── Records to use ──

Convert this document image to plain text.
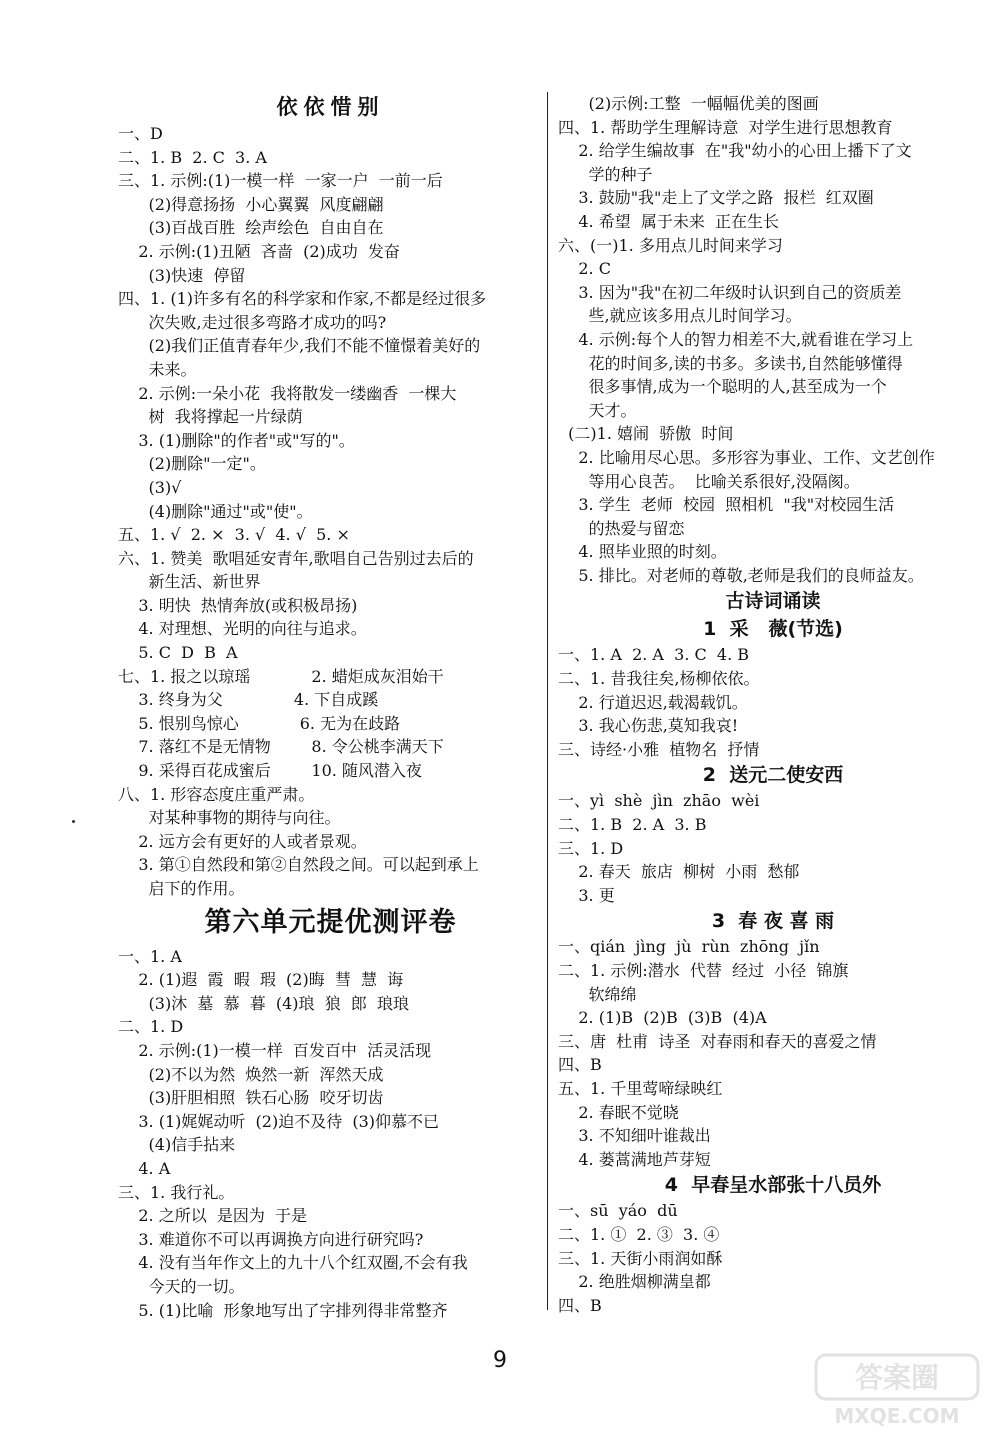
依依惜别
一、D
二、1. B  2. C  3. A
三、1. 示例:(1)一模一样  一家一户  一前一后
(2)得意扬扬  小心翼翼  风度翩翩
(3)百战百胜  绘声绘色  自由自在
2. 示例:(1)丑陋  吝啬  (2)成功  发奋
(3)快速  停留
四、1. (1)许多有名的科学家和作家,不都是经过很多
次失败,走过很多弯路才成功的吗?
(2)我们正值青春年少,我们不能不憧憬着美好的
未来。
2. 示例:一朵小花  我将散发一缕幽香  一棵大
树  我将撑起一片绿荫
3. (1)删除"的作者"或"写的"。
(2)删除"一定"。
(3)√
(4)删除"通过"或"使"。
五、1. √  2. ×  3. √  4. √  5. ×
六、1. 赞美  歌唱延安青年,歌唱自己告别过去后的
新生活、新世界
3. 明快  热情奔放(或积极昂扬)
4. 对理想、光明的向往与追求。
5. C  D  B  A
七、1. 报之以琼瑶            2. 蜡炬成灰泪始干
3. 终身为父              4. 下自成蹊
5. 恨别鸟惊心            6. 无为在歧路
7. 落红不是无情物        8. 令公桃李满天下
9. 采得百花成蜜后        10. 随风潜入夜
八、1. 形容态度庄重严肃。
对某种事物的期待与向往。
2. 远方会有更好的人或者景观。
3. 第①自然段和第②自然段之间。可以起到承上
启下的作用。
第六单元提优测评卷
一、1. A
2. (1)遐  霞  暇  瑕  (2)晦  彗  慧  诲
(3)沐  墓  慕  暮  (4)琅  狼  郎  琅琅
二、1. D
2. 示例:(1)一模一样  百发百中  活灵活现
(2)不以为然  焕然一新  浑然天成
(3)肝胆相照  铁石心肠  咬牙切齿
3. (1)娓娓动听  (2)迫不及待  (3)仰慕不已
(4)信手拈来
4. A
三、1. 我行礼。
2. 之所以  是因为  于是
3. 难道你不可以再调换方向进行研究吗?
4. 没有当年作文上的九十八个红双圈,不会有我
今天的一切。
5. (1)比喻  形象地写出了字排列得非常整齐
(2)示例:工整  一幅幅优美的图画
四、1. 帮助学生理解诗意  对学生进行思想教育
2. 给学生编故事  在"我"幼小的心田上播下了文
学的种子
3. 鼓励"我"走上了文学之路  报栏  红双圈
4. 希望  属于未来  正在生长
六、(一)1. 多用点儿时间来学习
2. C
3. 因为"我"在初二年级时认识到自己的资质差
些,就应该多用点儿时间学习。
4. 示例:每个人的智力相差不大,就看谁在学习上
花的时间多,读的书多。多读书,自然能够懂得
很多事情,成为一个聪明的人,甚至成为一个
天才。
(二)1. 嬉闹  骄傲  时间
2. 比喻用尽心思。多形容为事业、工作、文艺创作
等用心良苦。  比喻关系很好,没隔阂。
3. 学生  老师  校园  照相机  "我"对校园生活
的热爱与留恋
4. 照毕业照的时刻。
5. 排比。对老师的尊敬,老师是我们的良师益友。
古诗词诵读
1  采   薇(节选)
一、1. A  2. A  3. C  4. B
二、1. 昔我往矣,杨柳依依。
2. 行道迟迟,载渴载饥。
3. 我心伤悲,莫知我哀!
三、诗经·小雅  植物名  抒情
2  送元二使安西
一、yì  shè  jìn  zhāo  wèi
二、1. B  2. A  3. B
三、1. D
2. 春天  旅店  柳树  小雨  愁郁
3. 更
3  春 夜 喜 雨
一、qián  jìng  jù  rùn  zhōng  jǐn
二、1. 示例:潜水  代替  经过  小径  锦旗
软绵绵
2. (1)B  (2)B  (3)B  (4)A
三、唐  杜甫  诗圣  对春雨和春天的喜爱之情
四、B
五、1. 千里莺啼绿映红
2. 春眠不觉晓
3. 不知细叶谁裁出
4. 蒌蒿满地芦芽短
4  早春呈水部张十八员外
一、sū  yáo  dū
二、1. ①  2. ③  3. ④
三、1. 天街小雨润如酥
2. 绝胜烟柳满皇都
四、B
9
答案圈
MXQE.COM
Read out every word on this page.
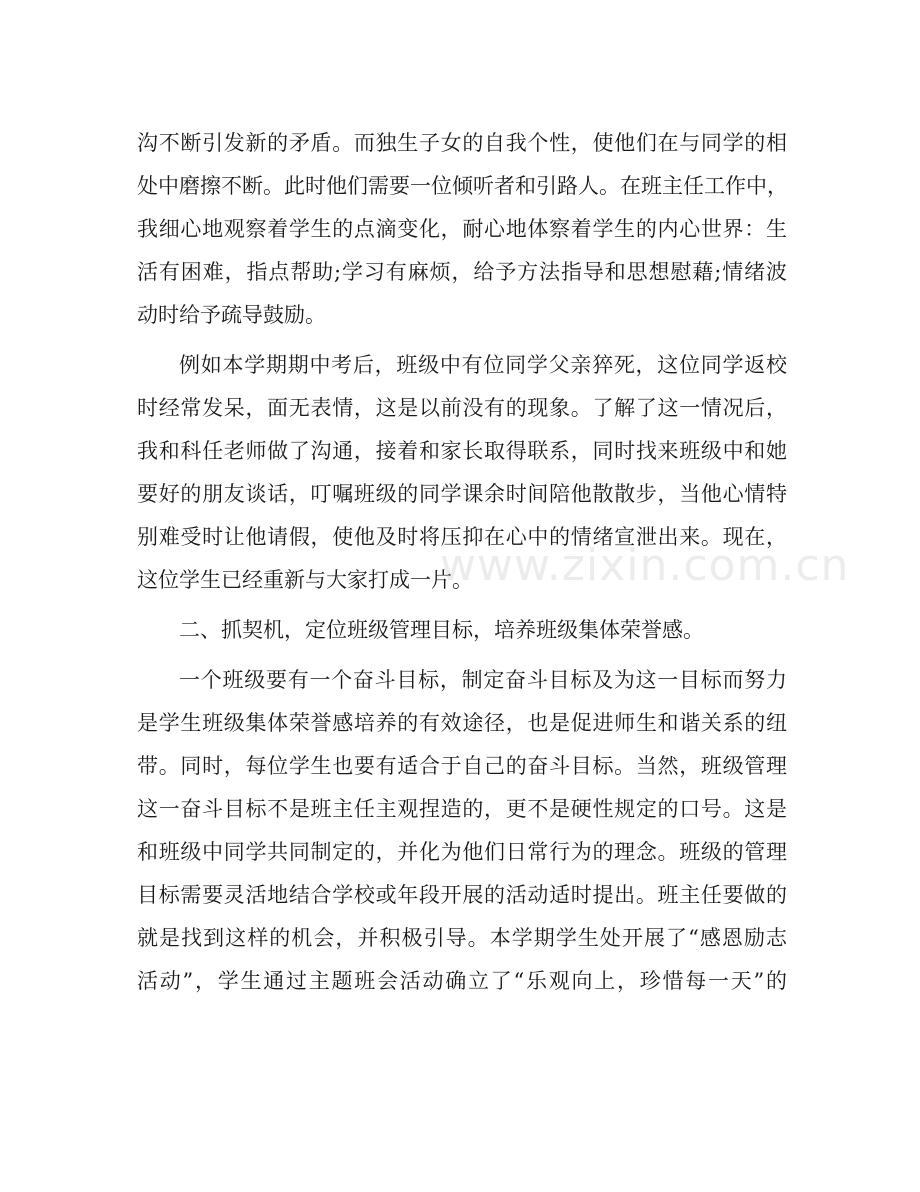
沟不断引发新的矛盾。而独生子女的自我个性，使他们在与同学的相
处中磨擦不断。此时他们需要一位倾听者和引路人。在班主任工作中，
我细心地观察着学生的点滴变化，耐心地体察着学生的内心世界：生
活有困难，指点帮助;学习有麻烦，给予方法指导和思想慰藉;情绪波
动时给予疏导鼓励。
例如本学期期中考后，班级中有位同学父亲猝死，这位同学返校
时经常发呆，面无表情，这是以前没有的现象。了解了这一情况后，
我和科任老师做了沟通，接着和家长取得联系，同时找来班级中和她
要好的朋友谈话，叮嘱班级的同学课余时间陪他散散步，当他心情特
别难受时让他请假，使他及时将压抑在心中的情绪宣泄出来。现在，
这位学生已经重新与大家打成一片。
二、抓契机，定位班级管理目标，培养班级集体荣誉感。
一个班级要有一个奋斗目标，制定奋斗目标及为这一目标而努力
是学生班级集体荣誉感培养的有效途径，也是促进师生和谐关系的纽
带。同时，每位学生也要有适合于自己的奋斗目标。当然，班级管理
这一奋斗目标不是班主任主观捏造的，更不是硬性规定的口号。这是
和班级中同学共同制定的，并化为他们日常行为的理念。班级的管理
目标需要灵活地结合学校或年段开展的活动适时提出。班主任要做的
就是找到这样的机会，并积极引导。本学期学生处开展了“感恩励志
活动”，学生通过主题班会活动确立了“乐观向上，珍惜每一天”的
www.zixin.com.cn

───

## Stated goal
From the listing, copy every line where the string "一模一样" appears.

## Exercise output
三、1. 示例:(1)一模一样  一家一户  一前一后
2. 示例:(1)一模一样  百发百中  活灵活现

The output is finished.